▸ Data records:
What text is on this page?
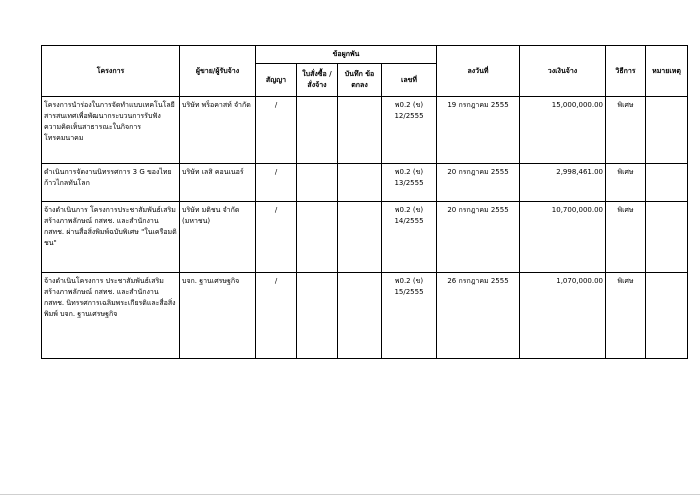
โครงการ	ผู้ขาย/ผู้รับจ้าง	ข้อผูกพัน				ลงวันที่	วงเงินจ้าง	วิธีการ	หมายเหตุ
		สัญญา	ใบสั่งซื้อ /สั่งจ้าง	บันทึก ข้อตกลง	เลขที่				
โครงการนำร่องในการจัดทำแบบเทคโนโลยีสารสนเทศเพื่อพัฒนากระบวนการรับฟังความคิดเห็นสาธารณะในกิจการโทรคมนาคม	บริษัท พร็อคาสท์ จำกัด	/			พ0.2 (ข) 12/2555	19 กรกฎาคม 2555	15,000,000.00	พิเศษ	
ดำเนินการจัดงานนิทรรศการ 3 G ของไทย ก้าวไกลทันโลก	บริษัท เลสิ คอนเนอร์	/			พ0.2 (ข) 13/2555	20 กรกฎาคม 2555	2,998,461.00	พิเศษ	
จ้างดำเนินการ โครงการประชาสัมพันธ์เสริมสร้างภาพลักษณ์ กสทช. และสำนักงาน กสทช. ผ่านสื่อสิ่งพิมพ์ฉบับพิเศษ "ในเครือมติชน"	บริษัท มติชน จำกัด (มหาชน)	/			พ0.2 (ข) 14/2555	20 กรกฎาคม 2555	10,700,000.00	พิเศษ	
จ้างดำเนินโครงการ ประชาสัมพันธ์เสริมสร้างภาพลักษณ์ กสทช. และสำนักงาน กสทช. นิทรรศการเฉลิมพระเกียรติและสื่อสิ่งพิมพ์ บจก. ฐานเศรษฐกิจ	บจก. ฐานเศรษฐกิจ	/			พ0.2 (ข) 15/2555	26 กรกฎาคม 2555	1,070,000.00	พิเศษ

...

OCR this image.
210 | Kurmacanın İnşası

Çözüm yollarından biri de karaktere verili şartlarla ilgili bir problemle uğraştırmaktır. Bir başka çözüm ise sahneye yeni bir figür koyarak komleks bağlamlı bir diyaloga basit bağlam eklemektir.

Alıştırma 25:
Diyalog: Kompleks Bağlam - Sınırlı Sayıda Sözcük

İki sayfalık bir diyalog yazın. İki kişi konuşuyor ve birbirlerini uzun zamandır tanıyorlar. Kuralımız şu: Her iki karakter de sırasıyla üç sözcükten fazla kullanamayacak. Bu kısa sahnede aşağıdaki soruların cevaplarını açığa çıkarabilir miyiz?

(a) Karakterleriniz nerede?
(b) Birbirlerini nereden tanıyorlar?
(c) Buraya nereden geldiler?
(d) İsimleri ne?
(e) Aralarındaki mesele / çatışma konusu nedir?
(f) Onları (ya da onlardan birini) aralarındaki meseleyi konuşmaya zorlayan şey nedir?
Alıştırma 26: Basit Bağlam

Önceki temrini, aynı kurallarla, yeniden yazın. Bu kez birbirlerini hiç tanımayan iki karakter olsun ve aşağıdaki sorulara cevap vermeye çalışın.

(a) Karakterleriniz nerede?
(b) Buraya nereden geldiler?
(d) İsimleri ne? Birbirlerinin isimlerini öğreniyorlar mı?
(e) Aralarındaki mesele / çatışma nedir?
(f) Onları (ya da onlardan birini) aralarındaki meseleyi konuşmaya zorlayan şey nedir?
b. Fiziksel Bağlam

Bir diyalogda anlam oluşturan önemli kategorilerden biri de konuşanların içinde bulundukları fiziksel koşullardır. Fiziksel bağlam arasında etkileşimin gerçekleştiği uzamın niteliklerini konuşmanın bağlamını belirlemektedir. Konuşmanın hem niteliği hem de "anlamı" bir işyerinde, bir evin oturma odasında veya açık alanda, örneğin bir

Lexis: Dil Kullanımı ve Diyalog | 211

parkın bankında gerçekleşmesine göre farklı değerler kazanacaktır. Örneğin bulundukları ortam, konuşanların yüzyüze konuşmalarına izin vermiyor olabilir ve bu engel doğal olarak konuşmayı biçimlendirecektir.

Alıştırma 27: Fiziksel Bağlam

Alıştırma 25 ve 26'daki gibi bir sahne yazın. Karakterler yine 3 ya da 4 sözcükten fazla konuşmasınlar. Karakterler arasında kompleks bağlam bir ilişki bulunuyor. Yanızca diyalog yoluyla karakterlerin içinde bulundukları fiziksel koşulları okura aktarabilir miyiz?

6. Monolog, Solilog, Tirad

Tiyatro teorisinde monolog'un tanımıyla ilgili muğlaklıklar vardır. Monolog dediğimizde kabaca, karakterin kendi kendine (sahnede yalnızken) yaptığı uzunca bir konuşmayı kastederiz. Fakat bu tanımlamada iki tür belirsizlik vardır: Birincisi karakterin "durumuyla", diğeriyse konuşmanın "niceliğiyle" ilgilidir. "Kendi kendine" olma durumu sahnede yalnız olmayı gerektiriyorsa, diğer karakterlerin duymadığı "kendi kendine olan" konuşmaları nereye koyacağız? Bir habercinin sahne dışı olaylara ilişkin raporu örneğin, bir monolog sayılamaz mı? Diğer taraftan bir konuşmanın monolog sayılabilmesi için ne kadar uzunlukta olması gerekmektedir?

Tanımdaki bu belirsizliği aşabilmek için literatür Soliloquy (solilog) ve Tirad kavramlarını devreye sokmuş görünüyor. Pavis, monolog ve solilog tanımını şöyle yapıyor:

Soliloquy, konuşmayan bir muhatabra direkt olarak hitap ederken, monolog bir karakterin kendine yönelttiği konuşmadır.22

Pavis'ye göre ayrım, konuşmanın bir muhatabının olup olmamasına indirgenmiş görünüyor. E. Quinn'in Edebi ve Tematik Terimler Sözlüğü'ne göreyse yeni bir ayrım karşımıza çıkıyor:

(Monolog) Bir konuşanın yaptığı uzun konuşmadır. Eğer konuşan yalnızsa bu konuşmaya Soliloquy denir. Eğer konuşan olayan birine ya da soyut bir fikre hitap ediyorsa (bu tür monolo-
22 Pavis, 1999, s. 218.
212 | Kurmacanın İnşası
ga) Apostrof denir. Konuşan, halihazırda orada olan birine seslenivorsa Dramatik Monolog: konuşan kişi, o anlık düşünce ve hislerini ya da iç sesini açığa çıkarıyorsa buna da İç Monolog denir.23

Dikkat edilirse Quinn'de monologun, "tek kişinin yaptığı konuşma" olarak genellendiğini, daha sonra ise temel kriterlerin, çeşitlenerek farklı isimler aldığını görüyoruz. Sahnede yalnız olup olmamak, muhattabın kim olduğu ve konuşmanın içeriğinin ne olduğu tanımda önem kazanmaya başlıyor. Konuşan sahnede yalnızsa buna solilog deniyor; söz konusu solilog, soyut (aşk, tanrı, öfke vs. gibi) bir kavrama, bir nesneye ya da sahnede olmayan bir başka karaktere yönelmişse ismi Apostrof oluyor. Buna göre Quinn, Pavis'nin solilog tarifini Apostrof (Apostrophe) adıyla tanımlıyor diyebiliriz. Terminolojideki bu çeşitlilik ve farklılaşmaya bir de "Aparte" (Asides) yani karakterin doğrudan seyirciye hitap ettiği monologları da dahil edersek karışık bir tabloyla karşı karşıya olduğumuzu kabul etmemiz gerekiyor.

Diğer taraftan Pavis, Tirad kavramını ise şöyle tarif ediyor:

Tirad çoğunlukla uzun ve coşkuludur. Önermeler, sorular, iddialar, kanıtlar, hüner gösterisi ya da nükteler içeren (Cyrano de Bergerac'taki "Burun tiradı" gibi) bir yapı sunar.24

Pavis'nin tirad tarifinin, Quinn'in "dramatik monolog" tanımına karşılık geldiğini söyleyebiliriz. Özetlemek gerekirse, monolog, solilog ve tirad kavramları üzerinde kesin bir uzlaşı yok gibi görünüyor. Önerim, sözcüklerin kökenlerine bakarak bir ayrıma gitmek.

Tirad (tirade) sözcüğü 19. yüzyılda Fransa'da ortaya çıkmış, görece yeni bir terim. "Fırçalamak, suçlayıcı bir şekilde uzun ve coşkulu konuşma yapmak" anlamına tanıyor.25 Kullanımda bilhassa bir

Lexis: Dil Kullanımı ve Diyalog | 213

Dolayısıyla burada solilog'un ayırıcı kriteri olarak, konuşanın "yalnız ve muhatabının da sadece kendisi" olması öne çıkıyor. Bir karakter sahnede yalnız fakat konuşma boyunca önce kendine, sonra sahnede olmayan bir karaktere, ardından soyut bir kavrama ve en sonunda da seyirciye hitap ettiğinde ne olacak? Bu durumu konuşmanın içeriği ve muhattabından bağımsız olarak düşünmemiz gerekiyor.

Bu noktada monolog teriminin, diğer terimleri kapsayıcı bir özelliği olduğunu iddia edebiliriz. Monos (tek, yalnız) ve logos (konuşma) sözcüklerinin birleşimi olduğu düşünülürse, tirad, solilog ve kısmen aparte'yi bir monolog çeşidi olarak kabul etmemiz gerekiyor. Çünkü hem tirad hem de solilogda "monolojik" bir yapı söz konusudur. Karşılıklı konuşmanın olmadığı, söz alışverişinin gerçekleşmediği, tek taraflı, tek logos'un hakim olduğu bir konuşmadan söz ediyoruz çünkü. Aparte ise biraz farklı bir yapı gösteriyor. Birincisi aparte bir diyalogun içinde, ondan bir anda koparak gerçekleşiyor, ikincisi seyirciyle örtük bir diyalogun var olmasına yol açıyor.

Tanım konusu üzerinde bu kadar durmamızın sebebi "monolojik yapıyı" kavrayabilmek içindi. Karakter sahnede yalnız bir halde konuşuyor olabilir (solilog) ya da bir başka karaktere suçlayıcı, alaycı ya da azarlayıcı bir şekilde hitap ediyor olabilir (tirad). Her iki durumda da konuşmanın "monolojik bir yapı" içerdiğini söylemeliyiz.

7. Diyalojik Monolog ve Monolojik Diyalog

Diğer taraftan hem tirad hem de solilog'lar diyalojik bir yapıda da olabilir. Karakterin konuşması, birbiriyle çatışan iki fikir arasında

▸ Direction:
Keep only those lines of the records that hold "taraftan", and return them.

▸ Written response:
Tiyatro teorisinde monolog'un tanımıyla ilgili muğlaklıklar vardır. Monolog dediğimizde kabaca, karakterin kendi kendine (sahnede yalnızken) yaptığı uzunca bir konuşmayı kastederiz. Fakat bu tanımlamada iki tür belirsizlik vardır: Birincisi karakterin "durumuyla", diğeriyse konuşmanın "niceliğiyle" ilgilidir. "Kendi kendine" olma durumu sahnede yalnız olmayı gerektiriyorsa, diğer karakterlerin duymadığı "kendi kendine olan" konuşmaları nereye koyacağız? Bir habercinin sahne dışı olaylara ilişkin raporu örneğin, bir monolog sayılamaz mı? Diğer taraftan bir konuşmanın monolog sayılabilmesi için ne kadar uzunlukta olması gerekmektedir?
Diğer taraftan Pavis, Tirad kavramını ise şöyle tarif ediyor:
Diğer taraftan hem tirad hem de solilog'lar diyalojik bir yapıda da olabilir. Karakterin konuşması, birbiriyle çatışan iki fikir arasında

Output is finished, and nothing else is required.